What to work on:
Set the listing down again in full, word for word, with the pictures left out.

....................

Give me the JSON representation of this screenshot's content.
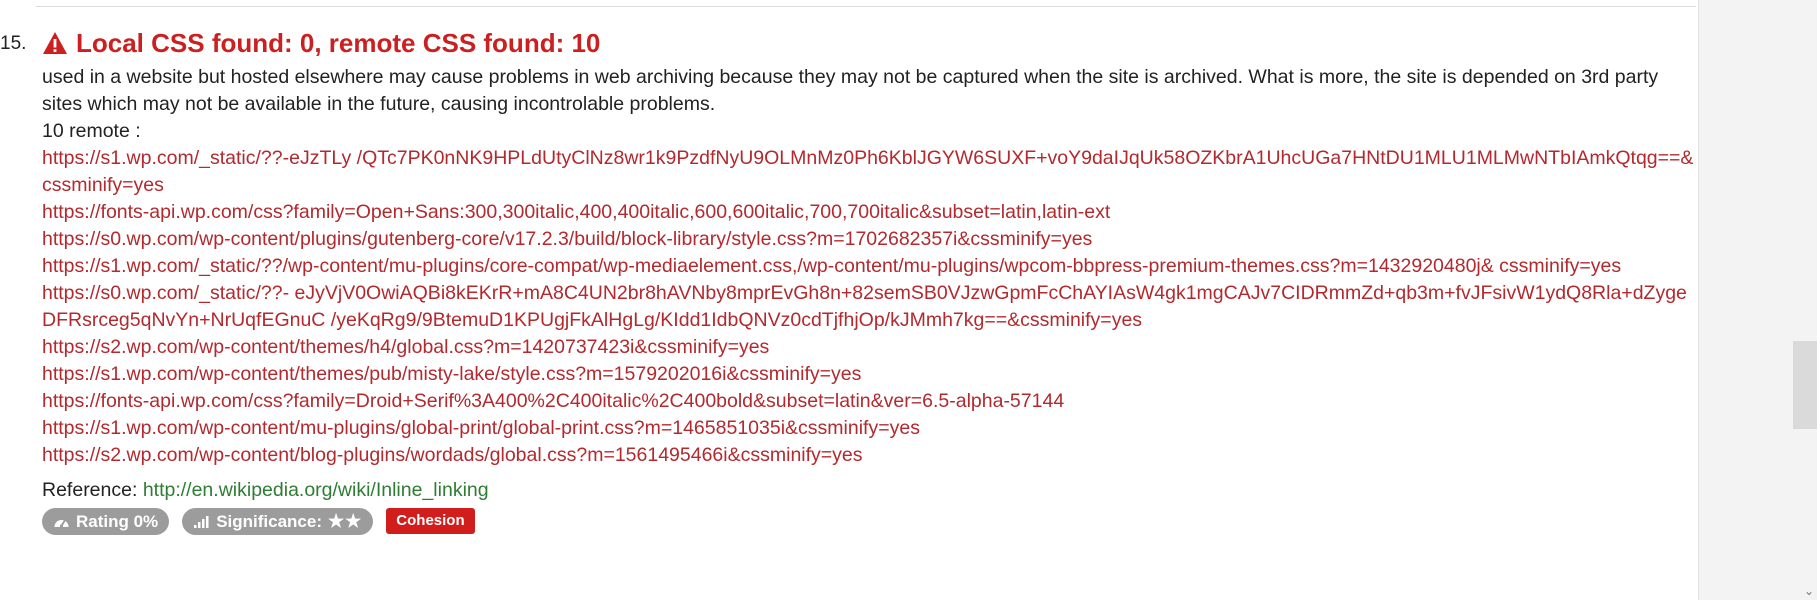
{
  "item": {
    "number": "15.",
    "title": "Local CSS found: 0, remote CSS found: 10",
    "icon": "warning-icon",
    "description": "used in a website but hosted elsewhere may cause problems in web archiving because they may not be captured when the site is archived. What is more, the site is depended on 3rd party sites which may not be available in the future, causing incontrolable problems.",
    "remote_count": "10 remote :",
    "urls": [
      "https://s1.wp.com/_static/??-eJzTLy /QTc7PK0nNK9HPLdUtyClNz8wr1k9PzdfNyU9OLMnMz0Ph6KblJGYW6SUXF+voY9daIJqUk58OZKbrA1UhcUGa7HNtDU1MLU1MLMwNTbIAmkQtqg==&cssminify=yes",
      "https://fonts-api.wp.com/css?family=Open+Sans:300,300italic,400,400italic,600,600italic,700,700italic&subset=latin,latin-ext",
      "https://s0.wp.com/wp-content/plugins/gutenberg-core/v17.2.3/build/block-library/style.css?m=1702682357i&cssminify=yes",
      "https://s1.wp.com/_static/??/wp-content/mu-plugins/core-compat/wp-mediaelement.css,/wp-content/mu-plugins/wpcom-bbpress-premium-themes.css?m=1432920480j& cssminify=yes",
      "https://s0.wp.com/_static/??- eJyVjV0OwiAQBi8kEKrR+mA8C4UN2br8hAVNby8mprEvGh8n+82semSB0VJzwGpmFcChAYIAsW4gk1mgCAJv7CIDRmmZd+qb3m+fvJFsivW1ydQ8Rla+dZygeDFRsrceg5qNvYn+NrUqfEGnuC /yeKqRg9/9BtemuD1KPUgjFkAlHgLg/KIdd1IdbQNVz0cdTjfhjOp/kJMmh7kg==&cssminify=yes",
      "https://s2.wp.com/wp-content/themes/h4/global.css?m=1420737423i&cssminify=yes",
      "https://s1.wp.com/wp-content/themes/pub/misty-lake/style.css?m=1579202016i&cssminify=yes",
      "https://fonts-api.wp.com/css?family=Droid+Serif%3A400%2C400italic%2C400bold&subset=latin&ver=6.5-alpha-57144",
      "https://s1.wp.com/wp-content/mu-plugins/global-print/global-print.css?m=1465851035i&cssminify=yes",
      "https://s2.wp.com/wp-content/blog-plugins/wordads/global.css?m=1561495466i&cssminify=yes"
    ],
    "reference_label": "Reference:",
    "reference_link": "http://en.wikipedia.org/wiki/Inline_linking",
    "badges": {
      "rating": "Rating 0%",
      "significance": "Significance:",
      "significance_stars": "★★",
      "category": "Cohesion"
    }
  },
  "colors": {
    "title": "#cc1f1f",
    "link": "#b2292e",
    "reference": "#2e7d32",
    "badge_gray": "#9c9c9c",
    "badge_red": "#d21d1d"
  }
}
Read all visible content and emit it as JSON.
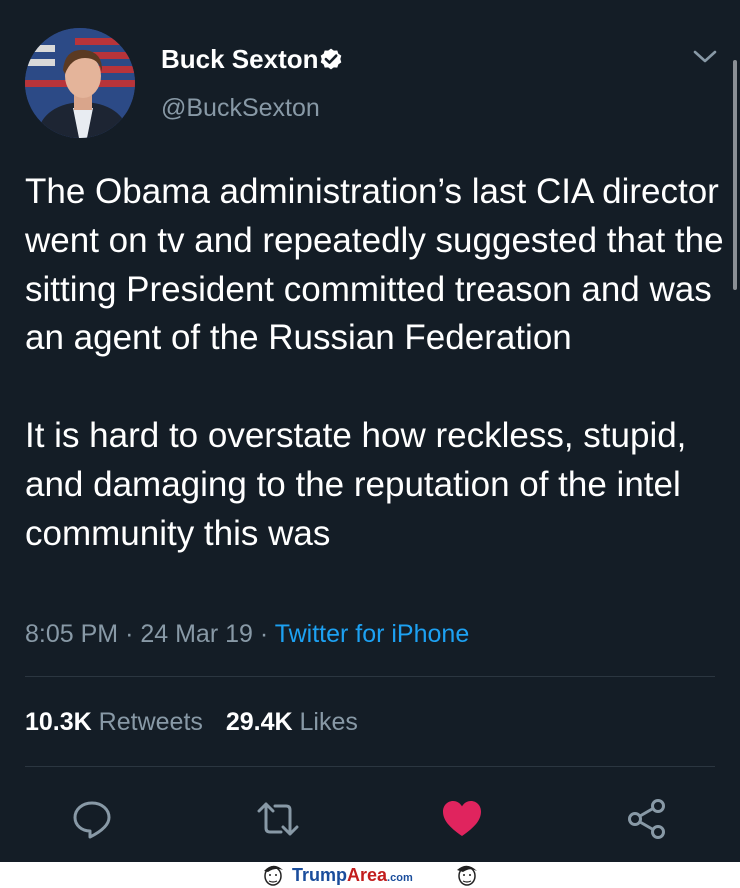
{
  "tweet": {
    "author": {
      "name": "Buck Sexton",
      "handle": "@BuckSexton",
      "verified": true
    },
    "text": "The Obama administration’s last CIA director went on tv and repeatedly suggested that the sitting President committed treason and was an agent of the Russian Federation\n\nIt is hard to overstate how reckless, stupid, and damaging to the reputation of the intel community this was",
    "time": "8:05 PM",
    "date": "24 Mar 19",
    "separator": "·",
    "source": "Twitter for iPhone",
    "retweets_count": "10.3K",
    "retweets_label": "Retweets",
    "likes_count": "29.4K",
    "likes_label": "Likes"
  },
  "actions": [
    {
      "icon": "reply-icon"
    },
    {
      "icon": "retweet-icon"
    },
    {
      "icon": "heart-icon",
      "liked": true
    },
    {
      "icon": "share-icon"
    }
  ],
  "colors": {
    "background": "#141d26",
    "text": "#ffffff",
    "muted": "#8899a6",
    "link": "#1da1f2",
    "like": "#e0245e",
    "divider": "#2b3640"
  },
  "watermark": {
    "brand_a": "Trump",
    "brand_b": "Area",
    "brand_suffix": ".com"
  }
}
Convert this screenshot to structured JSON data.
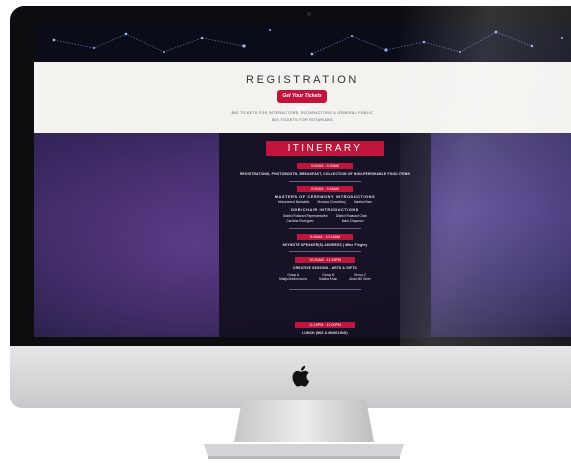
{
  "page": {
    "header": {
      "title": "REGISTRATION",
      "cta_button": "Get Your Tickets Now!",
      "note_1": "$60 TICKETS FOR INTERACTORS, ROTARACTORS & GENERAL PUBLIC",
      "note_2": "$50 TICKETS FOR ROTARIANS"
    },
    "itinerary": {
      "title": "ITINERARY",
      "blocks": [
        {
          "time": "9:00AM - 9:30AM",
          "lines": [
            "REGISTRATIONS, PHOTOBOOTH, BREAKFAST, COLLECTION OF NON-PERISHABLE FOOD ITEMS"
          ]
        },
        {
          "time": "9:30AM - 9:45AM",
          "heading": "MASTERS OF CEREMONY INTRODUCTIONS",
          "names": [
            "Mohammed Mohsaflin",
            "Murtuza Chowdhury",
            "Madha Khan"
          ],
          "heading2": "DDR/CHAIR INTRODUCTIONS",
          "names2": [
            "District Rotaract Representative",
            "District Rotaract Chair",
            "Carolina Rodriguez",
            "Mark Chapman"
          ]
        },
        {
          "time": "9:45AM - 10:15AM",
          "lines": [
            "KEYNOTE SPEAKER(S) ADDRESS | Mike Fingley"
          ]
        },
        {
          "time": "10:20AM - 11:15PM",
          "heading": "CREATIVE SESSION - ARTS & GIFTS",
          "groups": [
            {
              "label": "Group A",
              "leader": "Matija Markovinovic"
            },
            {
              "label": "Group B",
              "leader": "Madha Khan"
            },
            {
              "label": "Group C",
              "leader": "Ahad Mir Taher"
            }
          ]
        },
        {
          "time": "11:15PM - 12:00PM",
          "heading": "LUNCH (MIX & MINGLING)"
        }
      ]
    }
  },
  "colors": {
    "accent": "#c0143c",
    "panel": "#15111f",
    "header_bg": "#f4f2ef",
    "bezel": "#0d0d0f",
    "chin": "#d8d8da"
  },
  "icons": {
    "logo": "apple-logo-icon"
  }
}
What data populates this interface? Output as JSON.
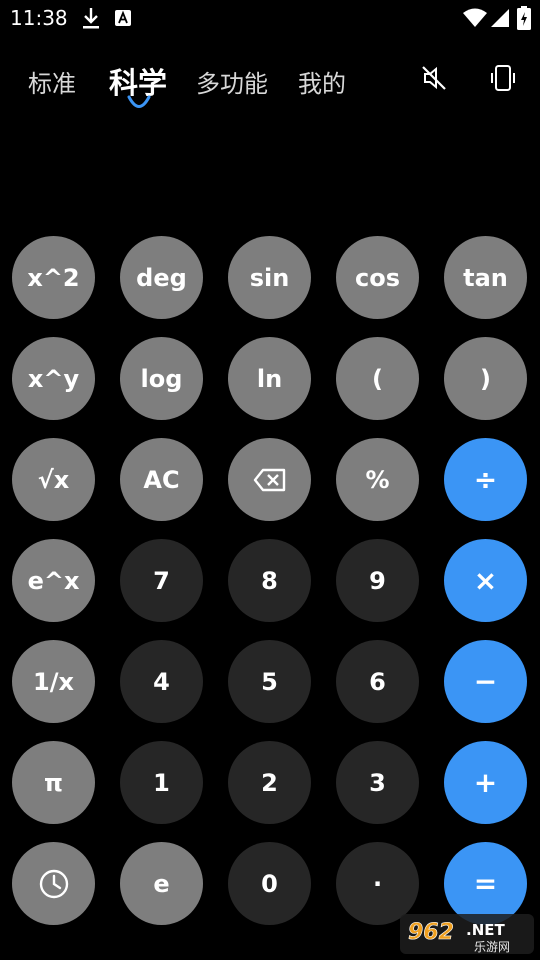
{
  "status_bar": {
    "time": "11:38",
    "icons": [
      "download-icon",
      "a-notification-icon",
      "wifi-icon",
      "signal-icon",
      "battery-icon"
    ]
  },
  "tabs": [
    {
      "label": "标准",
      "active": false
    },
    {
      "label": "科学",
      "active": true
    },
    {
      "label": "多功能",
      "active": false
    },
    {
      "label": "我的",
      "active": false
    }
  ],
  "header_icons": [
    "sound-off-icon",
    "vibrate-icon"
  ],
  "display": {
    "expression": "",
    "result": ""
  },
  "keypad": {
    "rows": [
      [
        "x^2",
        "deg",
        "sin",
        "cos",
        "tan"
      ],
      [
        "x^y",
        "log",
        "ln",
        "(",
        ")"
      ],
      [
        "√x",
        "AC",
        "",
        "%",
        "÷"
      ],
      [
        "e^x",
        "7",
        "8",
        "9",
        "×"
      ],
      [
        "1/x",
        "4",
        "5",
        "6",
        "−"
      ],
      [
        "π",
        "1",
        "2",
        "3",
        "+"
      ],
      [
        "",
        "e",
        "0",
        "·",
        "="
      ]
    ]
  },
  "colors": {
    "background": "#000000",
    "function_key": "#7e7e7e",
    "number_key": "#262626",
    "operator_key": "#3b95f5",
    "active_tab_indicator": "#3b95f5"
  },
  "watermark": {
    "main": "962.NET",
    "sub": "乐游网"
  }
}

....................

Response to the exercise:
Give me the JSON representation of this screenshot's content.
{
  "item": {
    "number": "15.",
    "title": "Local CSS found: 0, remote CSS found: 10",
    "icon": "warning-icon",
    "description": "used in a website but hosted elsewhere may cause problems in web archiving because they may not be captured when the site is archived. What is more, the site is depended on 3rd party sites which may not be available in the future, causing incontrolable problems.",
    "remote_count": "10 remote :",
    "urls": [
      "https://s1.wp.com/_static/??-eJzTLy /QTc7PK0nNK9HPLdUtyClNz8wr1k9PzdfNyU9OLMnMz0Ph6KblJGYW6SUXF+voY9daIJqUk58OZKbrA1UhcUGa7HNtDU1MLU1MLMwNTbIAmkQtqg==&cssminify=yes",
      "https://fonts-api.wp.com/css?family=Open+Sans:300,300italic,400,400italic,600,600italic,700,700italic&subset=latin,latin-ext",
      "https://s0.wp.com/wp-content/plugins/gutenberg-core/v17.2.3/build/block-library/style.css?m=1702682357i&cssminify=yes",
      "https://s1.wp.com/_static/??/wp-content/mu-plugins/core-compat/wp-mediaelement.css,/wp-content/mu-plugins/wpcom-bbpress-premium-themes.css?m=1432920480j& cssminify=yes",
      "https://s0.wp.com/_static/??- eJyVjV0OwiAQBi8kEKrR+mA8C4UN2br8hAVNby8mprEvGh8n+82semSB0VJzwGpmFcChAYIAsW4gk1mgCAJv7CIDRmmZd+qb3m+fvJFsivW1ydQ8Rla+dZygeDFRsrceg5qNvYn+NrUqfEGnuC /yeKqRg9/9BtemuD1KPUgjFkAlHgLg/KIdd1IdbQNVz0cdTjfhjOp/kJMmh7kg==&cssminify=yes",
      "https://s2.wp.com/wp-content/themes/h4/global.css?m=1420737423i&cssminify=yes",
      "https://s1.wp.com/wp-content/themes/pub/misty-lake/style.css?m=1579202016i&cssminify=yes",
      "https://fonts-api.wp.com/css?family=Droid+Serif%3A400%2C400italic%2C400bold&subset=latin&ver=6.5-alpha-57144",
      "https://s1.wp.com/wp-content/mu-plugins/global-print/global-print.css?m=1465851035i&cssminify=yes",
      "https://s2.wp.com/wp-content/blog-plugins/wordads/global.css?m=1561495466i&cssminify=yes"
    ],
    "reference_label": "Reference:",
    "reference_link": "http://en.wikipedia.org/wiki/Inline_linking",
    "badges": {
      "rating": "Rating 0%",
      "significance": "Significance:",
      "significance_stars": "★★",
      "category": "Cohesion"
    }
  },
  "colors": {
    "title": "#cc1f1f",
    "link": "#b2292e",
    "reference": "#2e7d32",
    "badge_gray": "#9c9c9c",
    "badge_red": "#d21d1d"
  }
}
Read all visible content and emit it as JSON.
{
  "tweet": {
    "author": {
      "name": "Buck Sexton",
      "handle": "@BuckSexton",
      "verified": true
    },
    "text": "The Obama administration’s last CIA director went on tv and repeatedly suggested that the sitting President committed treason and was an agent of the Russian Federation\n\nIt is hard to overstate how reckless, stupid, and damaging to the reputation of the intel community this was",
    "time": "8:05 PM",
    "date": "24 Mar 19",
    "separator": "·",
    "source": "Twitter for iPhone",
    "retweets_count": "10.3K",
    "retweets_label": "Retweets",
    "likes_count": "29.4K",
    "likes_label": "Likes"
  },
  "actions": [
    {
      "icon": "reply-icon"
    },
    {
      "icon": "retweet-icon"
    },
    {
      "icon": "heart-icon",
      "liked": true
    },
    {
      "icon": "share-icon"
    }
  ],
  "colors": {
    "background": "#141d26",
    "text": "#ffffff",
    "muted": "#8899a6",
    "link": "#1da1f2",
    "like": "#e0245e",
    "divider": "#2b3640"
  },
  "watermark": {
    "brand_a": "Trump",
    "brand_b": "Area",
    "brand_suffix": ".com"
  }
}
Convert this screenshot to structured JSON data.
{
  "page": {
    "header": {
      "title": "REGISTRATION",
      "cta_button": "Get Your Tickets Now!",
      "note_1": "$60 TICKETS FOR INTERACTORS, ROTARACTORS & GENERAL PUBLIC",
      "note_2": "$50 TICKETS FOR ROTARIANS"
    },
    "itinerary": {
      "title": "ITINERARY",
      "blocks": [
        {
          "time": "9:00AM - 9:30AM",
          "lines": [
            "REGISTRATIONS, PHOTOBOOTH, BREAKFAST, COLLECTION OF NON-PERISHABLE FOOD ITEMS"
          ]
        },
        {
          "time": "9:30AM - 9:45AM",
          "heading": "MASTERS OF CEREMONY INTRODUCTIONS",
          "names": [
            "Mohammed Mohsaflin",
            "Murtuza Chowdhury",
            "Madha Khan"
          ],
          "heading2": "DDR/CHAIR INTRODUCTIONS",
          "names2": [
            "District Rotaract Representative",
            "District Rotaract Chair",
            "Carolina Rodriguez",
            "Mark Chapman"
          ]
        },
        {
          "time": "9:45AM - 10:15AM",
          "lines": [
            "KEYNOTE SPEAKER(S) ADDRESS | Mike Fingley"
          ]
        },
        {
          "time": "10:20AM - 11:15PM",
          "heading": "CREATIVE SESSION - ARTS & GIFTS",
          "groups": [
            {
              "label": "Group A",
              "leader": "Matija Markovinovic"
            },
            {
              "label": "Group B",
              "leader": "Madha Khan"
            },
            {
              "label": "Group C",
              "leader": "Ahad Mir Taher"
            }
          ]
        },
        {
          "time": "11:15PM - 12:00PM",
          "heading": "LUNCH (MIX & MINGLING)"
        }
      ]
    }
  },
  "colors": {
    "accent": "#c0143c",
    "panel": "#15111f",
    "header_bg": "#f4f2ef",
    "bezel": "#0d0d0f",
    "chin": "#d8d8da"
  },
  "icons": {
    "logo": "apple-logo-icon"
  }
}
What data populates this interface? Output as JSON.
{
  "status_bar": {
    "time": "11:38",
    "icons": [
      "download-icon",
      "a-notification-icon",
      "wifi-icon",
      "signal-icon",
      "battery-icon"
    ]
  },
  "tabs": [
    {
      "label": "标准",
      "active": false
    },
    {
      "label": "科学",
      "active": true
    },
    {
      "label": "多功能",
      "active": false
    },
    {
      "label": "我的",
      "active": false
    }
  ],
  "header_icons": [
    "sound-off-icon",
    "vibrate-icon"
  ],
  "display": {
    "expression": "",
    "result": ""
  },
  "keypad": {
    "rows": [
      [
        "x^2",
        "deg",
        "sin",
        "cos",
        "tan"
      ],
      [
        "x^y",
        "log",
        "ln",
        "(",
        ")"
      ],
      [
        "√x",
        "AC",
        "",
        "%",
        "÷"
      ],
      [
        "e^x",
        "7",
        "8",
        "9",
        "×"
      ],
      [
        "1/x",
        "4",
        "5",
        "6",
        "−"
      ],
      [
        "π",
        "1",
        "2",
        "3",
        "+"
      ],
      [
        "",
        "e",
        "0",
        "·",
        "="
      ]
    ]
  },
  "colors": {
    "background": "#000000",
    "function_key": "#7e7e7e",
    "number_key": "#262626",
    "operator_key": "#3b95f5",
    "active_tab_indicator": "#3b95f5"
  },
  "watermark": {
    "main": "962.NET",
    "sub": "乐游网"
  }
}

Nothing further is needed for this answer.